AIM
Retype the data that follows line by line, exactly, and leave its pictures out.
•••••
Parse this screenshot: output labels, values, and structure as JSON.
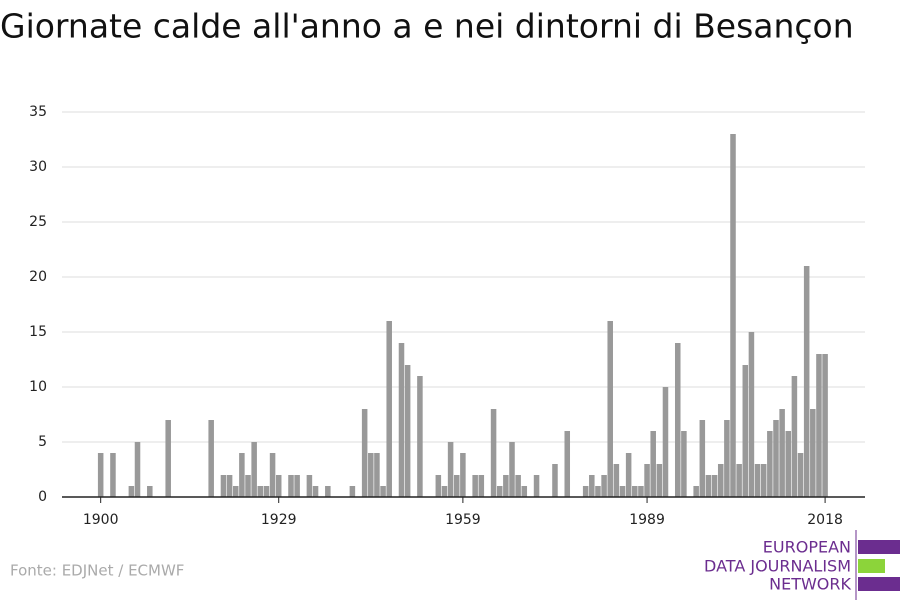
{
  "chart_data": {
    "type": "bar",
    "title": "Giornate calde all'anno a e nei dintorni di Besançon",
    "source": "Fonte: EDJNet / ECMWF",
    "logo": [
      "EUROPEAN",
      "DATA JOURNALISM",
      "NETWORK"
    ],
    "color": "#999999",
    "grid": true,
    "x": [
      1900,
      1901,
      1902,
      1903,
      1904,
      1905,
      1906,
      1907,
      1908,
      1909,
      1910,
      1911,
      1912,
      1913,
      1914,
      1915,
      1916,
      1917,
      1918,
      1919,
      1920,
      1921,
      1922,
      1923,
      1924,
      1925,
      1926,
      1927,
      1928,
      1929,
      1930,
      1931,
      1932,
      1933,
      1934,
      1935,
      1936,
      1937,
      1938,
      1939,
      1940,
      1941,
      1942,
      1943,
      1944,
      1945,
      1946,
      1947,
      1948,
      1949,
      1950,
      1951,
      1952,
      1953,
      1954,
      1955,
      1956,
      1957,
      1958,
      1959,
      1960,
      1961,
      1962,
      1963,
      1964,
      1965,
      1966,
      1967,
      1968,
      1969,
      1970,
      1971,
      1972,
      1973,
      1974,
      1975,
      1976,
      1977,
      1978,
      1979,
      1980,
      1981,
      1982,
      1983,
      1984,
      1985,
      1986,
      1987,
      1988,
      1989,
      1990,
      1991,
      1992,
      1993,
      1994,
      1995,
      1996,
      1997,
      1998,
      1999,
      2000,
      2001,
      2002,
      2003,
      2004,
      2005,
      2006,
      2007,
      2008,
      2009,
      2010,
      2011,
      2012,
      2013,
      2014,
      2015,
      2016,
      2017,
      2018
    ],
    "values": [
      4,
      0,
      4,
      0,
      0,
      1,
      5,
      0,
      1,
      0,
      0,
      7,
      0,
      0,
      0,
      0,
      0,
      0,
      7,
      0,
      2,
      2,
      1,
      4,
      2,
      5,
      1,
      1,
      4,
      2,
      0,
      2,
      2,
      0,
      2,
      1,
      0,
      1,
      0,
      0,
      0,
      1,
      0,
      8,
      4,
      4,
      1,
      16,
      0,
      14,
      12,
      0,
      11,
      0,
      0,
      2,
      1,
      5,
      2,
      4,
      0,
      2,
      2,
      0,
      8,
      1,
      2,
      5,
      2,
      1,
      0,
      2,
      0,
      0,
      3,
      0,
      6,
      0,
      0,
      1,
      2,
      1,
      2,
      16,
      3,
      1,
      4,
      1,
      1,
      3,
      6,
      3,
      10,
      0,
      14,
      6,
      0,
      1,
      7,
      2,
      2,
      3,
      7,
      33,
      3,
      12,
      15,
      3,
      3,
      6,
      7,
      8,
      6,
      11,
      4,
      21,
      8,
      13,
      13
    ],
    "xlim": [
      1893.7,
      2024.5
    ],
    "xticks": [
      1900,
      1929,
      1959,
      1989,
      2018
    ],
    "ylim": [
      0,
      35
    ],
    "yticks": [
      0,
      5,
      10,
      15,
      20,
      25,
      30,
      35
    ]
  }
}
•••••
RESPONSE
Parse this screenshot: output labels, values, and structure as JSON.
{
  "chart_data": {
    "type": "bar",
    "title": "Giornate calde all'anno a e nei dintorni di Besançon",
    "source": "Fonte: EDJNet / ECMWF",
    "logo": [
      "EUROPEAN",
      "DATA JOURNALISM",
      "NETWORK"
    ],
    "color": "#999999",
    "grid": true,
    "x": [
      1900,
      1901,
      1902,
      1903,
      1904,
      1905,
      1906,
      1907,
      1908,
      1909,
      1910,
      1911,
      1912,
      1913,
      1914,
      1915,
      1916,
      1917,
      1918,
      1919,
      1920,
      1921,
      1922,
      1923,
      1924,
      1925,
      1926,
      1927,
      1928,
      1929,
      1930,
      1931,
      1932,
      1933,
      1934,
      1935,
      1936,
      1937,
      1938,
      1939,
      1940,
      1941,
      1942,
      1943,
      1944,
      1945,
      1946,
      1947,
      1948,
      1949,
      1950,
      1951,
      1952,
      1953,
      1954,
      1955,
      1956,
      1957,
      1958,
      1959,
      1960,
      1961,
      1962,
      1963,
      1964,
      1965,
      1966,
      1967,
      1968,
      1969,
      1970,
      1971,
      1972,
      1973,
      1974,
      1975,
      1976,
      1977,
      1978,
      1979,
      1980,
      1981,
      1982,
      1983,
      1984,
      1985,
      1986,
      1987,
      1988,
      1989,
      1990,
      1991,
      1992,
      1993,
      1994,
      1995,
      1996,
      1997,
      1998,
      1999,
      2000,
      2001,
      2002,
      2003,
      2004,
      2005,
      2006,
      2007,
      2008,
      2009,
      2010,
      2011,
      2012,
      2013,
      2014,
      2015,
      2016,
      2017,
      2018
    ],
    "values": [
      4,
      0,
      4,
      0,
      0,
      1,
      5,
      0,
      1,
      0,
      0,
      7,
      0,
      0,
      0,
      0,
      0,
      0,
      7,
      0,
      2,
      2,
      1,
      4,
      2,
      5,
      1,
      1,
      4,
      2,
      0,
      2,
      2,
      0,
      2,
      1,
      0,
      1,
      0,
      0,
      0,
      1,
      0,
      8,
      4,
      4,
      1,
      16,
      0,
      14,
      12,
      0,
      11,
      0,
      0,
      2,
      1,
      5,
      2,
      4,
      0,
      2,
      2,
      0,
      8,
      1,
      2,
      5,
      2,
      1,
      0,
      2,
      0,
      0,
      3,
      0,
      6,
      0,
      0,
      1,
      2,
      1,
      2,
      16,
      3,
      1,
      4,
      1,
      1,
      3,
      6,
      3,
      10,
      0,
      14,
      6,
      0,
      1,
      7,
      2,
      2,
      3,
      7,
      33,
      3,
      12,
      15,
      3,
      3,
      6,
      7,
      8,
      6,
      11,
      4,
      21,
      8,
      13,
      13
    ],
    "xlim": [
      1893.7,
      2024.5
    ],
    "xticks": [
      1900,
      1929,
      1959,
      1989,
      2018
    ],
    "ylim": [
      0,
      35
    ],
    "yticks": [
      0,
      5,
      10,
      15,
      20,
      25,
      30,
      35
    ]
  }
}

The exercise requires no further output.